:: 記述課題 ::
(a) 証拠パックの本文を2文で要約するとどうなりますか？
(b) 証拠パックの本文を、最後の文の次から書き進めてください。

どんな shape がモデルに入ったのか？
loss は本当に下がったのか？
validation は改善したのか、それとも training だけが良くなったのか？
どのモデルが baseline を上回ったのか？
どのサンプルを復習すべきか？
他の人がクリーンなフォルダから再実行できるか？

下のスクリプトは、この証拠パックを生成します。

outputs/training_log.csv: 各 epoch の training / validation 指標。
outputs/model_comparison.csv: baseline と CNN の比較。
outputs/confusion_matrix.csv: クラスごとの誤り分布。
outputs/error_samples.csv: 失敗例や低信頼度サンプルの確認リスト。
outputs/metrics_summary.json: 最終モデルと test 指標の要約。
curves/loss_curve.png: training / validation loss 曲線。
checkpoints/best_model.pt: 読み込める最良モデルの状態。
reports/shape_trace.md: batch、label、logits の shape 記録。
reports/debug_checklist.md: デバッグ checklist。
README.md: 再実行コマンド、結果要約、次の一手。

残す証拠

このワークショップが完了したとき、folder 自体が完全な training loop を証明できる必要があります。

形状trace: 1つのバッチ形状と logits 形状
学習ログ: train と validation の曲線
モデル比較: ベースライン対 CNN
混同行列: クラスごとの誤り
エラーサンプル: 調べるべき具体的な失敗例
チェックポイント: 最良モデルを復元できる
README 記録: コマンド、指標、制限、次の一手

実行前に用語を確認する

Tensor：多次元配列。このワークショップでは、1 つの画像 batch の shape は (batch, channel, height, width) です。

:: 提供一覧 ::
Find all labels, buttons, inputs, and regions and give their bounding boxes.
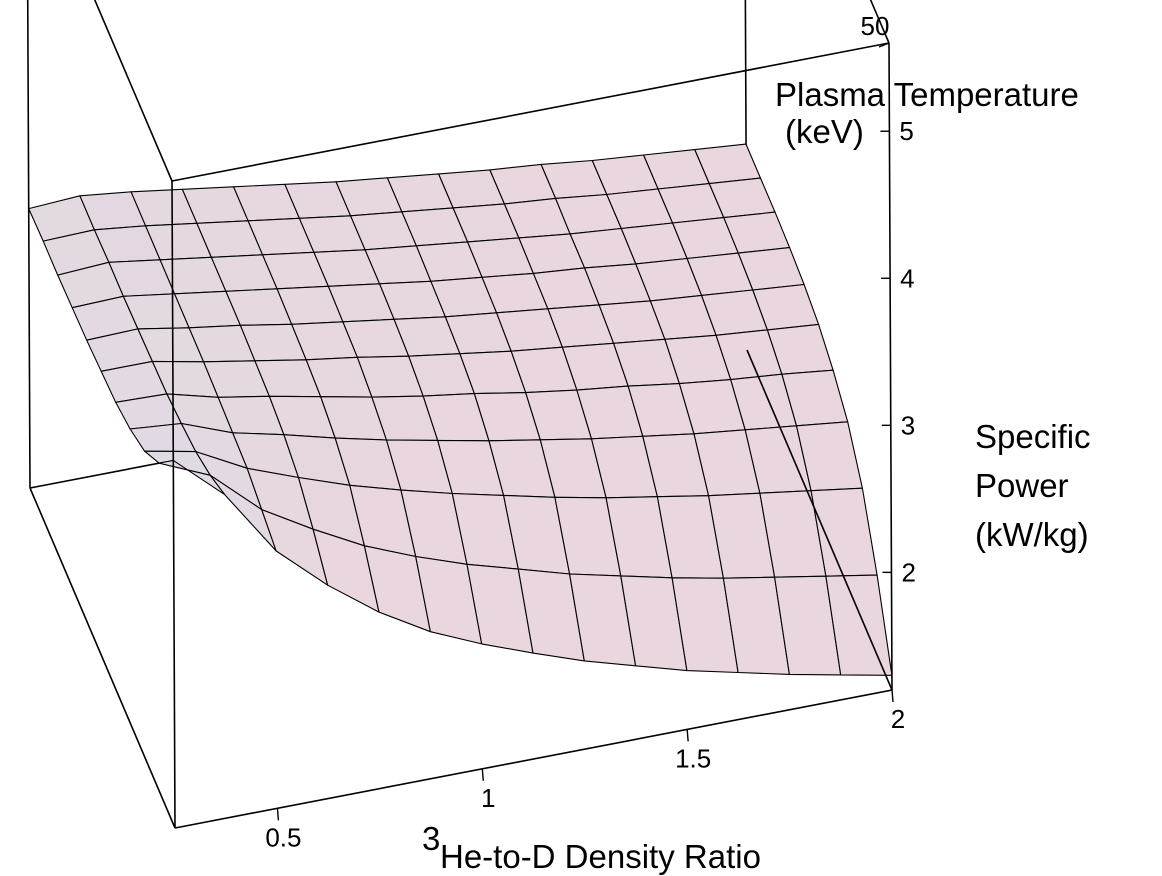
box-edge bbox=[174, 689, 893, 829]
z-tick-label: 2 bbox=[901, 557, 915, 587]
x-tick-label: 1.5 bbox=[675, 743, 711, 773]
y-axis-label-line-2: (keV) bbox=[785, 113, 864, 150]
box-edge bbox=[171, 180, 176, 829]
y-axis-label-line-1: Plasma Temperature bbox=[775, 76, 1079, 113]
bounding-box-front-edges bbox=[171, 0, 893, 829]
x-tick-label: 2 bbox=[891, 704, 905, 734]
box-edge bbox=[746, 349, 893, 691]
z-axis-label-line-1: Specific bbox=[975, 418, 1091, 455]
y-tick-label: 50 bbox=[861, 11, 890, 41]
box-edge bbox=[171, 42, 890, 182]
x-axis-label-superscript: 3 bbox=[422, 820, 440, 857]
x-tick bbox=[276, 808, 280, 821]
z-tick-label: 4 bbox=[900, 263, 914, 293]
x-tick-label: 1 bbox=[481, 783, 495, 813]
box-edge bbox=[888, 42, 893, 691]
z-tick-label: 5 bbox=[899, 116, 913, 146]
surface-mesh bbox=[28, 143, 893, 676]
z-tick-label: 3 bbox=[901, 410, 915, 440]
x-tick bbox=[481, 768, 484, 781]
z-axis-label-line-3: (kW/kg) bbox=[975, 516, 1089, 553]
z-axis-label-line-2: Power bbox=[975, 467, 1069, 504]
box-edge bbox=[93, 0, 173, 182]
y-tick bbox=[878, 42, 890, 48]
x-tick-label: 0.5 bbox=[265, 822, 301, 852]
box-edge bbox=[26, 0, 31, 489]
box-edge bbox=[29, 487, 176, 829]
x-axis-label: He-to-D Density Ratio bbox=[440, 838, 761, 875]
x-tick bbox=[891, 689, 894, 703]
x-tick bbox=[686, 729, 689, 742]
axis-ticks: 0.511.52501001502002345 bbox=[265, 11, 916, 852]
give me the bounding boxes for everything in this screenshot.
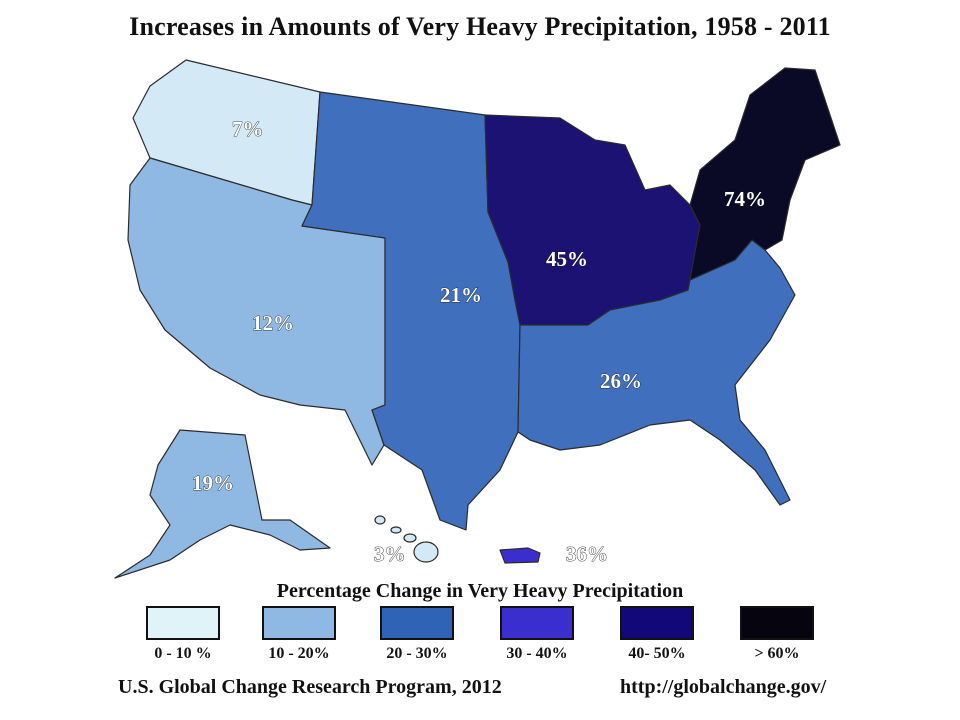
label-southwest: 12%: [252, 311, 294, 335]
map-title: Increases in Amounts of Very Heavy Preci…: [129, 12, 831, 41]
source-url: http://globalchange.gov/: [620, 676, 827, 698]
legend-swatch-2: [380, 606, 454, 640]
legend-label-5: > 60%: [754, 645, 800, 662]
legend-label-4: 40- 50%: [628, 645, 686, 662]
legend-label-3: 30 - 40%: [506, 645, 568, 662]
legend-swatch-5: [740, 606, 814, 640]
label-midwest: 45%: [546, 247, 588, 271]
legend-title: Percentage Change in Very Heavy Precipit…: [276, 580, 684, 602]
label-alaska: 19%: [192, 471, 234, 495]
region-midwest: [484, 114, 701, 326]
region-alaska: [114, 429, 331, 579]
label-great-plains: 21%: [440, 283, 482, 307]
legend-swatch-1: [262, 606, 336, 640]
region-hawaii: [374, 515, 439, 563]
legend-swatch-3: [500, 606, 574, 640]
legend-label-0: 0 - 10 %: [154, 645, 212, 662]
region-puerto-rico: [499, 547, 541, 564]
label-puerto-rico: 36%: [566, 542, 608, 566]
label-hawaii: 3%: [374, 542, 406, 566]
legend-swatch-4: [620, 606, 694, 640]
label-southeast: 26%: [600, 369, 642, 393]
legend-swatch-0: [146, 606, 220, 640]
region-southeast: [517, 239, 796, 506]
legend-label-2: 20 - 30%: [386, 645, 448, 662]
source-credit: U.S. Global Change Research Program, 201…: [118, 676, 502, 698]
label-northeast: 74%: [724, 187, 766, 211]
legend-label-1: 10 - 20%: [268, 645, 330, 662]
us-precipitation-map: 7% 12% 21% 45% 74% 26% 19% 3% 36%: [114, 59, 841, 579]
label-northwest: 7%: [232, 117, 264, 141]
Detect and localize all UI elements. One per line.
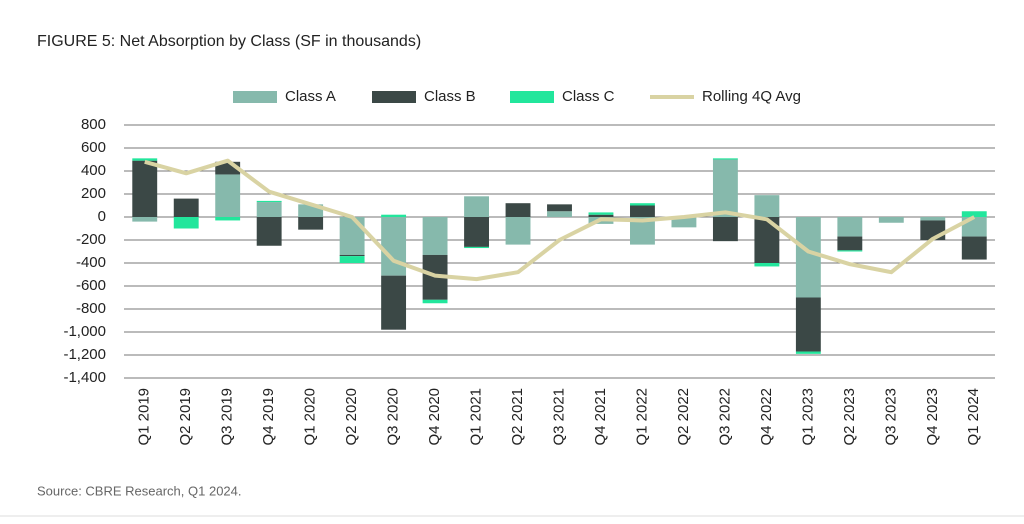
- bar: [215, 217, 241, 221]
- bar: [878, 217, 904, 223]
- bar: [256, 217, 282, 246]
- y-tick-label: -1,400: [63, 369, 106, 386]
- legend-label: Class A: [285, 88, 336, 105]
- bar: [464, 246, 489, 249]
- y-tick-label: -1,200: [63, 346, 106, 363]
- x-tick-label: Q4 2023: [924, 388, 941, 446]
- x-tick-label: Q3 2020: [385, 388, 402, 446]
- bar: [132, 158, 158, 161]
- bar: [132, 160, 158, 217]
- y-tick-label: -600: [76, 277, 106, 294]
- x-tick-label: Q2 2022: [675, 388, 692, 446]
- bar: [215, 174, 241, 217]
- legend-label: Rolling 4Q Avg: [702, 88, 801, 105]
- x-tick-label: Q2 2020: [343, 388, 360, 446]
- y-tick-label: 0: [98, 208, 106, 225]
- bar: [339, 254, 365, 257]
- x-tick-label: Q4 2021: [592, 388, 609, 446]
- x-tick-label: Q1 2024: [965, 388, 982, 446]
- chart-title: FIGURE 5: Net Absorption by Class (SF in…: [37, 33, 421, 50]
- y-tick-label: -800: [76, 300, 106, 317]
- bar: [795, 217, 821, 298]
- bar: [422, 299, 448, 304]
- x-tick-label: Q2 2021: [509, 388, 526, 446]
- legend-swatch: [510, 91, 554, 103]
- bar: [505, 217, 531, 245]
- bar: [256, 200, 282, 203]
- source: Source: CBRE Research, Q1 2024.: [37, 483, 242, 498]
- bar: [630, 205, 655, 217]
- x-tick-label: Q3 2023: [882, 388, 899, 446]
- x-tick-label: Q2 2023: [841, 388, 858, 446]
- y-tick-label: -400: [76, 254, 106, 271]
- y-tick-label: 400: [81, 162, 106, 179]
- x-tick-label: Q3 2021: [550, 388, 567, 446]
- bar: [671, 217, 697, 228]
- bar: [920, 217, 946, 221]
- x-tick-label: Q4 2022: [758, 388, 775, 446]
- bar: [961, 236, 987, 260]
- bar: [837, 217, 863, 237]
- line: [144, 158, 976, 282]
- y-tick-label: 600: [81, 139, 106, 156]
- x-tick-label: Q4 2019: [260, 388, 277, 446]
- bar: [712, 159, 738, 217]
- bar: [173, 217, 199, 229]
- bar: [754, 263, 780, 267]
- bar: [754, 195, 780, 217]
- bar: [630, 203, 655, 206]
- bar: [381, 275, 407, 330]
- bar: [837, 236, 863, 251]
- legend-swatch: [372, 91, 416, 103]
- x-tick-label: Q1 2022: [633, 388, 650, 446]
- bar: [132, 217, 158, 222]
- bar: [173, 198, 199, 217]
- bar: [795, 297, 821, 352]
- x-tick-label: Q3 2022: [716, 388, 733, 446]
- bar: [547, 211, 572, 217]
- bar: [588, 214, 614, 217]
- x-tick-label: Q1 2019: [136, 388, 153, 446]
- bar: [712, 217, 738, 242]
- bar: [256, 202, 282, 217]
- bar: [837, 250, 863, 252]
- bar: [547, 204, 572, 212]
- y-tick-label: -1,000: [63, 323, 106, 340]
- bar: [505, 203, 531, 217]
- x-tick-label: Q1 2021: [468, 388, 485, 446]
- x-tick-label: Q2 2019: [177, 388, 194, 446]
- bar: [464, 196, 489, 217]
- legend-label: Class C: [562, 88, 615, 105]
- bar: [961, 211, 987, 217]
- bar: [588, 212, 614, 215]
- x-tick-label: Q4 2020: [426, 388, 443, 446]
- legend-swatch: [233, 91, 277, 103]
- y-tick-label: 200: [81, 185, 106, 202]
- bar: [339, 256, 365, 263]
- bar: [381, 214, 407, 217]
- legend-label: Class B: [424, 88, 476, 105]
- x-tick-label: Q3 2019: [219, 388, 236, 446]
- bar: [795, 351, 821, 354]
- x-tick-label: Q1 2020: [302, 388, 319, 446]
- bar: [298, 217, 324, 230]
- bar: [339, 217, 365, 255]
- x-tick-label: Q1 2023: [799, 388, 816, 446]
- y-tick-label: -200: [76, 231, 106, 248]
- bar: [381, 217, 407, 276]
- y-tick-label: 800: [81, 116, 106, 133]
- bar: [712, 158, 738, 160]
- bar: [464, 217, 489, 247]
- bar: [422, 217, 448, 255]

:: 解答 ::
(a) スクリプトは、各 epoch の学習ログ、baseline と CNN の比較、混同行列、エラーサンプル、最良モデルの checkpoint、shape 記録、README などからなる証拠パックを生成します。ワークショップ完了時には、この folder 自体が完全な training loop を証明できる必要があります。

(b)
Logits：softmax 前のモデルの生出力。CrossEntropyLoss は確率ではなく logits を受け取ります。
Epoch：学習データを 1 周すること。
Validation set：開発中にモデルを選ぶためのデータ。最終 test set とは別です。
Checkpoint：あとで読み込めるよう保存したモデル状態。
CNN：Convolutional Neural Network。畳み込みカーネルで局所的な視覚パターンを学ぶネットワーク。
Overfitting（過学習）：training は良くなるのに validation が良くならず、モデルが学習データを覚えすぎている状態。

環境を準備する

このコースリポジトリ内で作業している場合は、core と AI の実行環境を入れます。

python -m pip install -r requirements-course-core.txt -r requirements-course-ai.txt

別フォルダで練習している場合、このワークショップに必要なのは PyTorch と Matplotlib だけです。

python -m pip install torch matplotlib

PyTorch 公式のインストールページでは、Stable build は現在テスト済みでサポートされている版と説明されています。このワークショップは安定した PyTorch 2.x の core API を使い、torchvision、GPU、ダウンロードデータセットは不要です。ローカルでは Python 3.13 と PyTorch 2.11 で確認済みです。

完全なワークショップを実行する

PyTorch ワークショップコード実行順序図

Dataset から DataLoader への batch 処理フロー

コードは 3 層に分けて読むと分かりやすくなります。

StripeDataset はサンプル数を知っており、1 件の (image, label, sample_id) を返します。
DataLoader は多くの 1 件サンプルを、shuffle 済みの mini-batch にまとめます。
学習ループはその mini-batch を受け取り、モデルのパラメータを更新します。

PyTorch 学習ループの解剖図

各 training batch では、順序のあるレシピとして読みます。古い勾配を消す、モデルを実行する、loss を計算する、backpropagation する、大きすぎる勾配を clip する、optimizer で更新する、という順番です。検証では model.eval() と torch.no_grad() を使います。検証は測定であり、モデルを変更しないからです。

クリーンなフォルダを作る

mkdir ch06-dl-workshop
cd ch06-dl-workshop

`dl_workshop.py` を作る

次のコードを dl_workshop.py に保存します。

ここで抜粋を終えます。